演習問題:
A) ラミネート用フィルムの評価に関する引用文について、次の記述(i)〜(iii)が本文と合致するかをそれぞれ「はい」か「いいえ」で答え、判断の根拠となる本文の語句をそのまま引用して示せ。(i) 一次密着性は、剥離に必要な力が6N/15mm以上であれば実用上問題はないとされている。(ii) 耐レトルト白化性の試験では、レトルト処理を125℃で60分間行う。(iii) 実施例1で製造したラミネート用フィルムの厚みは18μmである。
B) ラミネート用フィルムの評価に関する引用文を、その最後の文の後から書き進めよ。

引用文:

------------------------------------

以下、実施例に基づき本発明の効果を詳細に説明する。尚、本発明のフィルムの評価は以下の方法にて行う。
(1)耐レトルト白化性
初めに金属板にラミネート用フィルムを熱圧着してラミネート金属板を得る。次いで、該ラミネート金属板を底蓋形状に打ち抜き、これを試験片とする。該試験片を缶銅に巻き締めた後、125℃で90分間、レトルト処理を行う。処理後、試験片における白化部分の面積率を求め、耐レトルト白化性を評価する。
(2)一次密着性
初めに金属板にラミネート用フィルムを熱圧着してラミネート金属板を得る。次いで、該ラミネート金属板の端部において、ラミネート用フィルムの一部を剥離し、該剥離部分を180°開いた状態でオートグラフに装着し、ラミネート用フィルムを剥離するために必要な力を測定する。該力が大きいほど、一次密着性は高く、6N/15mm以上であれば、実用上問題はない。
(3)二次密着性
耐レトルト白化性の試験と同様にして、底蓋形状の試験片を作成し、該試験片を缶銅に巻き締めた後、125℃90分間、レトルト処理を行う。処理後、ラミネート用フィルムが金属板から剥離している部分の長さを測定し、二次密着性を評価する。
(4)成形後密着性
初めに金属板にラミネート用フィルムを熱圧着してラミネート金属板を得る。次いで、該ラミネート金属板を絞りしごき加工にてDI缶に成形する。得られるDI缶を125℃90分間レトルト処理し、処理後、缶上端から剥離したラミネート用フィルムの長さを測定し、成形後密着性を評価する。
[実施例1]
接着層及び外層用の樹脂組成物として、PBTのホモポリマーを60重量%とPETのホモポリマーを40重量%混合したものを、基材層用の樹脂組成物として、PBTのホモポリマーを97重量%、PETのホモポリマーを3重量%混合したものを用い、共押出キャスティング法にて、厚み18μmのラミネート用フィルムを製造した。各層の厚さ構成比は、接着層:基材層:外層=2:6:2である。得られたラミネート用フィルムを用いて(1)(2)(3)の評価を行った。結果を表1に記す。

------------------------------------

元データ:
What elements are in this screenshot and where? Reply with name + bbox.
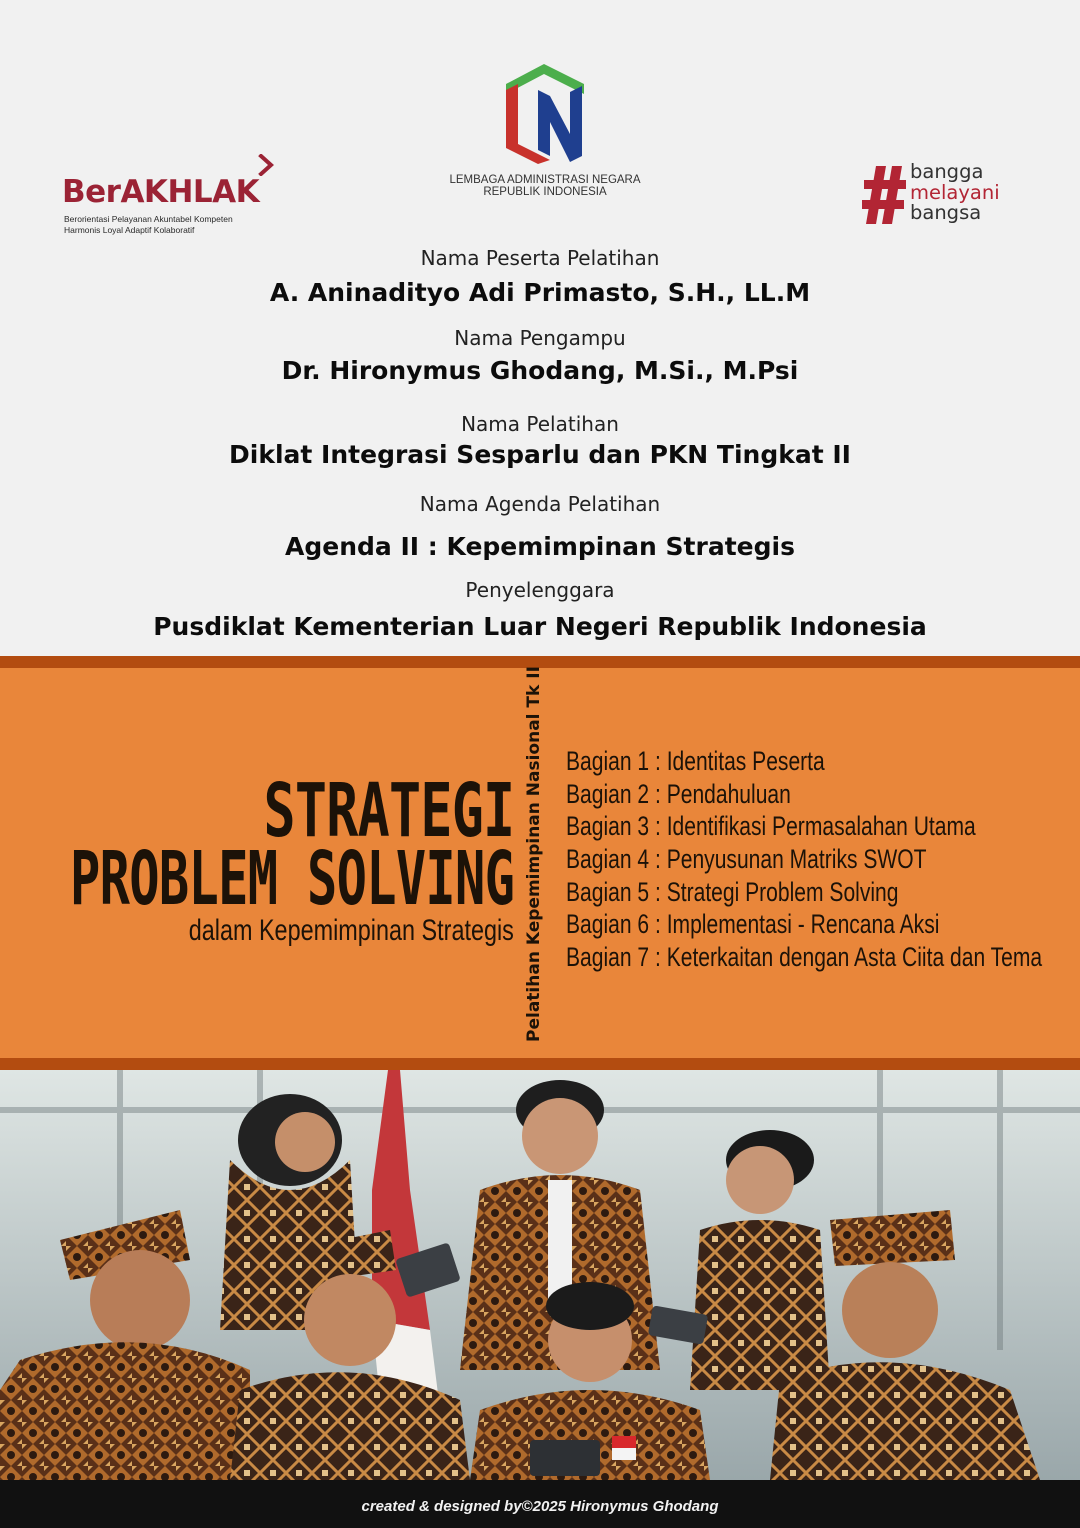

------------------------------------

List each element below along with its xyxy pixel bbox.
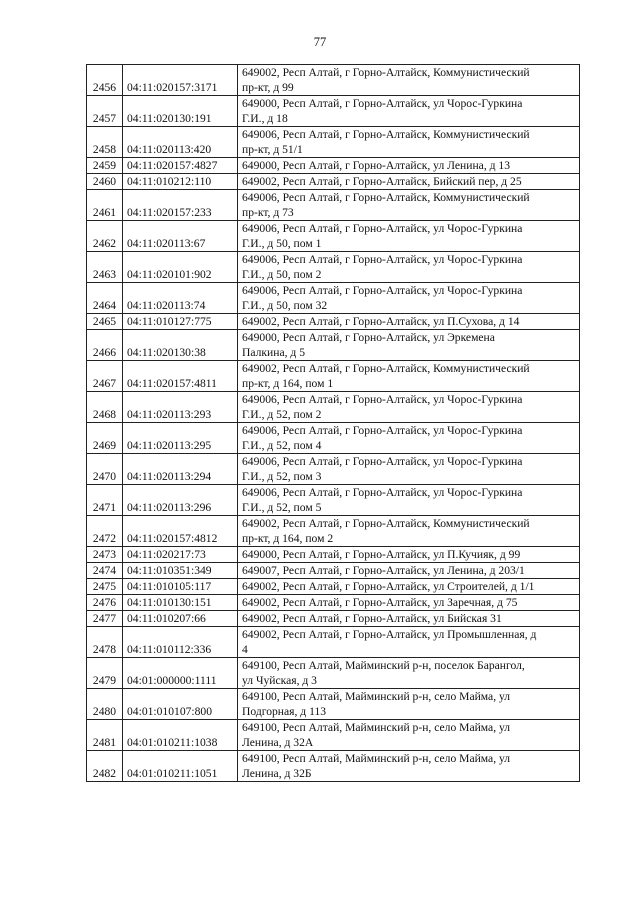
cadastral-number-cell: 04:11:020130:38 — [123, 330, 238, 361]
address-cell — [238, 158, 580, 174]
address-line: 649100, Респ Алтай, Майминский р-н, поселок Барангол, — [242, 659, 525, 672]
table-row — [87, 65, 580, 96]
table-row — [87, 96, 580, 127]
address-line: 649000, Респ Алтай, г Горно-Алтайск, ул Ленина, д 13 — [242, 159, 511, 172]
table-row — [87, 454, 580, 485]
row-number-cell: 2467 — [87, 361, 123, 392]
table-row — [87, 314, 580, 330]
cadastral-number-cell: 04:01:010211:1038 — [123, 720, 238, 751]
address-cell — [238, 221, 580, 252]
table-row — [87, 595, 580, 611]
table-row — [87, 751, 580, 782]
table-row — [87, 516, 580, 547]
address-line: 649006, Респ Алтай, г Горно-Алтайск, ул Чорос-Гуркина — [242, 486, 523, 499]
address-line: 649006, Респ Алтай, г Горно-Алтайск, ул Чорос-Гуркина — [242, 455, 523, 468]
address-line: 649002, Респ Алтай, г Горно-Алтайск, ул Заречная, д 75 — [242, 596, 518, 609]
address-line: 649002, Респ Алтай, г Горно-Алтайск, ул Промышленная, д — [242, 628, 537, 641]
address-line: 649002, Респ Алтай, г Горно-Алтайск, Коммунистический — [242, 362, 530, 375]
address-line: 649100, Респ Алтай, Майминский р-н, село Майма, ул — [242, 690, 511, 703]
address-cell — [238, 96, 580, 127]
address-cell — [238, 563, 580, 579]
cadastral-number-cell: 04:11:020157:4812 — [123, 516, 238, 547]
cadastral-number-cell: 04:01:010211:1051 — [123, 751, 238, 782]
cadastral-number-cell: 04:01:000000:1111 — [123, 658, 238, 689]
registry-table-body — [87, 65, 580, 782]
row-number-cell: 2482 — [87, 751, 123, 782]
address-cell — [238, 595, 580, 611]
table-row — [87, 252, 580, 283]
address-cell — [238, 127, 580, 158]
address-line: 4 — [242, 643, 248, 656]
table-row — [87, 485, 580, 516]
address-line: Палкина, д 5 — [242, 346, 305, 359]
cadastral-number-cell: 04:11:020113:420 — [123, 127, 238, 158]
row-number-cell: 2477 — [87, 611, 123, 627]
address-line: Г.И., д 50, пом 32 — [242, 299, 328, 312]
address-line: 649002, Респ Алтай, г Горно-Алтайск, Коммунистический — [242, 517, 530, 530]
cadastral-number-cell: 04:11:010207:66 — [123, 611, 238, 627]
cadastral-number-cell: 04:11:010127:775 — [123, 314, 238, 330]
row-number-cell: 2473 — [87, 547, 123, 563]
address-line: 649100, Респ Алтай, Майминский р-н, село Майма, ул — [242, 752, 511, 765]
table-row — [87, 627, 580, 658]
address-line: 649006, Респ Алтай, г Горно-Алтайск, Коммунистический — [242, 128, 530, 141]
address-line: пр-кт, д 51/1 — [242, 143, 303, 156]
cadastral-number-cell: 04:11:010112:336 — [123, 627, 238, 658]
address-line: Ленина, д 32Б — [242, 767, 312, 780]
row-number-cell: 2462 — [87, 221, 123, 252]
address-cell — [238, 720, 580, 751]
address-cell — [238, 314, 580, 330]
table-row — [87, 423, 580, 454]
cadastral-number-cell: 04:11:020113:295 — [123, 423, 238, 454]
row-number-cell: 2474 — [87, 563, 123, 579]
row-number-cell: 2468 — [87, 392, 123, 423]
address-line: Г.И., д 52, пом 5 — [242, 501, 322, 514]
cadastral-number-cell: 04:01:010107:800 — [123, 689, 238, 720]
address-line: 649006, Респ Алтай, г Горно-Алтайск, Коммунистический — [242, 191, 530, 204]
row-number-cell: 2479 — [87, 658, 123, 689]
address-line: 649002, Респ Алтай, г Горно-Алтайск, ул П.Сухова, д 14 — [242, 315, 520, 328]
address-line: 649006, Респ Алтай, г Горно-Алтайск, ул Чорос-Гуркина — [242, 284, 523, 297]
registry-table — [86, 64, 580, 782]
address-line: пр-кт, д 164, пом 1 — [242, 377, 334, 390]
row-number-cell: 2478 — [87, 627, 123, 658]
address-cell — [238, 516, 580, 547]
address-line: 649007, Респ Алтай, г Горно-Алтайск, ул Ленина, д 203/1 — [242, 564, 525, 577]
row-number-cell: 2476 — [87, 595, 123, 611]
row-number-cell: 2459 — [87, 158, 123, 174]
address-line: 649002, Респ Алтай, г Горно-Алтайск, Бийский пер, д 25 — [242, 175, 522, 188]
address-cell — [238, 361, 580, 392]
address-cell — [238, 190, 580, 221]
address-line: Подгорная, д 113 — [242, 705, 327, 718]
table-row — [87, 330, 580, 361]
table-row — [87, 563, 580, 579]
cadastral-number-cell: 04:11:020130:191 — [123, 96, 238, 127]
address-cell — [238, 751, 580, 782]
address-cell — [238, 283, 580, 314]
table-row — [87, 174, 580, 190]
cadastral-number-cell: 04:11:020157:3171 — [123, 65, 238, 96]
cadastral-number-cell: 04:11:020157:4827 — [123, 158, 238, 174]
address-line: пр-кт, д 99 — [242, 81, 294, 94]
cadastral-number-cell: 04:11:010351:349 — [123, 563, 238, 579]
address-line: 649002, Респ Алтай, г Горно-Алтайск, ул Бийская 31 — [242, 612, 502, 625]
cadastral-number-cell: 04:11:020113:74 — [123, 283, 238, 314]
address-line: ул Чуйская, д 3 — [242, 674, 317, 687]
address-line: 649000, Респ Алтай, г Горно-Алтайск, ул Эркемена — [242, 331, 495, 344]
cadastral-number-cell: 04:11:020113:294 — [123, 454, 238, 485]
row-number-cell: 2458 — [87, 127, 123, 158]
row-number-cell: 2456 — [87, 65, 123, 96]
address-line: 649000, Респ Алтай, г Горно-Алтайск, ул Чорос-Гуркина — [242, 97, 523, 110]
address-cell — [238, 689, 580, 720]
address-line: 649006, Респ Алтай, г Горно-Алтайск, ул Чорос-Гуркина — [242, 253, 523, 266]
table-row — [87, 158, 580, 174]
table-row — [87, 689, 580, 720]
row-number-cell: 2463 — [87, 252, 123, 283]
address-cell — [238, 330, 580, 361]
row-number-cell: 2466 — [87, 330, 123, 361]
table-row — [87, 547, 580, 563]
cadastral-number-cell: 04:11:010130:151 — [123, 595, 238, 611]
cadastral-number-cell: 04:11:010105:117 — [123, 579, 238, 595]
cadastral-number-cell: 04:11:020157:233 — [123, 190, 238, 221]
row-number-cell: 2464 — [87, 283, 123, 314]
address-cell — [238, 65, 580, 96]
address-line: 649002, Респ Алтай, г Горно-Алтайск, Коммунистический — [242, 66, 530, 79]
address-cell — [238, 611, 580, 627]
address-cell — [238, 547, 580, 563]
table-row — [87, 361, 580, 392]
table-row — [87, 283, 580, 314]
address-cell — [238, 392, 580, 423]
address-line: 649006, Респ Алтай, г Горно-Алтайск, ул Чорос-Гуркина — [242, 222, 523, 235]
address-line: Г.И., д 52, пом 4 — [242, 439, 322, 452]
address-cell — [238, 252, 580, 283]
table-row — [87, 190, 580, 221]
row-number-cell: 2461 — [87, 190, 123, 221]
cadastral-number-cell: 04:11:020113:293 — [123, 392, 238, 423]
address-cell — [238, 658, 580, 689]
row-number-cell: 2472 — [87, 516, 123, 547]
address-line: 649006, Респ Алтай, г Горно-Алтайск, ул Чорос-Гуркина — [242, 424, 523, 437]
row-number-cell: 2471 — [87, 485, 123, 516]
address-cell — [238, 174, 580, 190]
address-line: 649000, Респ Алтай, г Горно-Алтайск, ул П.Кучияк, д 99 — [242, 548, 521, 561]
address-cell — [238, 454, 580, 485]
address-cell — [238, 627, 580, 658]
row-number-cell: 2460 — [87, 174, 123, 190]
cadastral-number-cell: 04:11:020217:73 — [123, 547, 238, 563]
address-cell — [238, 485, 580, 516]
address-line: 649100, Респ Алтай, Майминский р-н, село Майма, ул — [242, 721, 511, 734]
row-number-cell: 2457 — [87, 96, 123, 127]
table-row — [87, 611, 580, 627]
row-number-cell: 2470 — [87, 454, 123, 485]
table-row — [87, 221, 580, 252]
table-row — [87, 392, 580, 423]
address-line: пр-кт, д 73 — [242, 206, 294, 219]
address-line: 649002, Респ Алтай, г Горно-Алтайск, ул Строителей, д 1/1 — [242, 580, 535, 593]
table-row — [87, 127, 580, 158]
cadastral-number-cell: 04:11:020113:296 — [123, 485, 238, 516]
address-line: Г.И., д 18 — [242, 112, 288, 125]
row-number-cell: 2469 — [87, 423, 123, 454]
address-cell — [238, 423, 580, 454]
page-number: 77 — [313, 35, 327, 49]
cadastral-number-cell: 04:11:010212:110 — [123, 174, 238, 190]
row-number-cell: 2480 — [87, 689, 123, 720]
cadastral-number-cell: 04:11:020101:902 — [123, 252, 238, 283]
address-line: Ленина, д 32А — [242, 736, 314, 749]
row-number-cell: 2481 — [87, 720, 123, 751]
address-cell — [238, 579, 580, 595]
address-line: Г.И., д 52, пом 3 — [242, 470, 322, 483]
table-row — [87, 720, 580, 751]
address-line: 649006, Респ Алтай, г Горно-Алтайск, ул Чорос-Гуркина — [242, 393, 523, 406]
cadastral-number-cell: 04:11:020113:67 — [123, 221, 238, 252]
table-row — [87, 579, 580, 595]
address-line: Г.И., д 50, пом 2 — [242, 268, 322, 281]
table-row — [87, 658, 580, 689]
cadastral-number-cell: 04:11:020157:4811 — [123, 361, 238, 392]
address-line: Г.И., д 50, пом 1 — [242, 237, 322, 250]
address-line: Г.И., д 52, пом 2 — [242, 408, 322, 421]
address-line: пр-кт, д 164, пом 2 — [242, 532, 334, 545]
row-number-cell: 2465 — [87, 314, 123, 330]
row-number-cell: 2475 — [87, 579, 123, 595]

------------------------------------

解答:
A)
(i) はい。「6N/15mm以上であれば、実用上問題はない」
(ii) いいえ。「125℃で90分間、レトルト処理を行う」
(iii) はい。「厚み18μmのラミネート用フィルムを製造した」

B)
[実施例2]
各層の厚さ構成比を、接着層:基材層:外層=1:8:1とした以外は実施例1と同様にして、ラミネート用フィルムを得た。得られたラミネート用フィルムを用いて(1)(2)(3)の評価を行った。結果を表1に記す。
[実施例3、4]
PETのホモポリマーに代えて、ポリエチレンテレフタレート−ポリエチレンイソフタレート共重合体(イソフタレート8mol%)を用い、接着層及び外層における該樹脂の配合割合を表1に記すように変化した以外は実施例1と同様にしてラミネート用フィルムを得た。尚、表1においてポリエチレンテレフタレート−ポリエチレンイソフタレート共重合体(イソフタレート8mol%)は、PET−iと表記する。得られたフィルムを用いたラミネート金属板の評価を表1に記す。
[比較例1]
PBTのホモポリマーを用い、18μmの単層のラミネート用フィルムを得た。得られたラミネート用フィルムを用いて(1)(2)(3)の評価を行った。結果を表1に記す。
[比較例2乃至5]
接着層、基材層、外層を形成する樹脂組成物、各層の厚さ構成比を表1に記すように変化した以外は、実施例1と同様にしてラミネート用フィルムを得た。尚、表中のPBTはポリブチレンテレフタレートのホモポリマー、PETはポリエチレンテレフタレートのホモポリマー、PET−iはポリエチレンテレフタレート−ポリエチレンイソフタレート共重合体(イソフタレート8mol%)を表す。得られたラミネート用フィルムを用いて(1)(2)(3)の評価を行った。結果を表1に記す。
接着層及び外層におけるPET系樹脂の割合が45重量%以下である実施例1乃至4のフィルムを用いたラミネート金属板は、耐レトルト白化試験によってほとんど変色が見られなかった。特に、PET系樹脂としてPETのホモポリマーを用いた実施例1及び2のフィルムは、レトルト白化が全く見られなかった。一方、PET系樹脂の配合割合が45重量%を超える比較例2乃至5のフィルムを用いると、耐レトルト白化試験において、大きな面積が白化していた。また比較例1のフィルムを用いた金属板は、レトルト白化は見られなかったが、二次密着性試験において大きな剥離(5mmを超える剥離)が見られた。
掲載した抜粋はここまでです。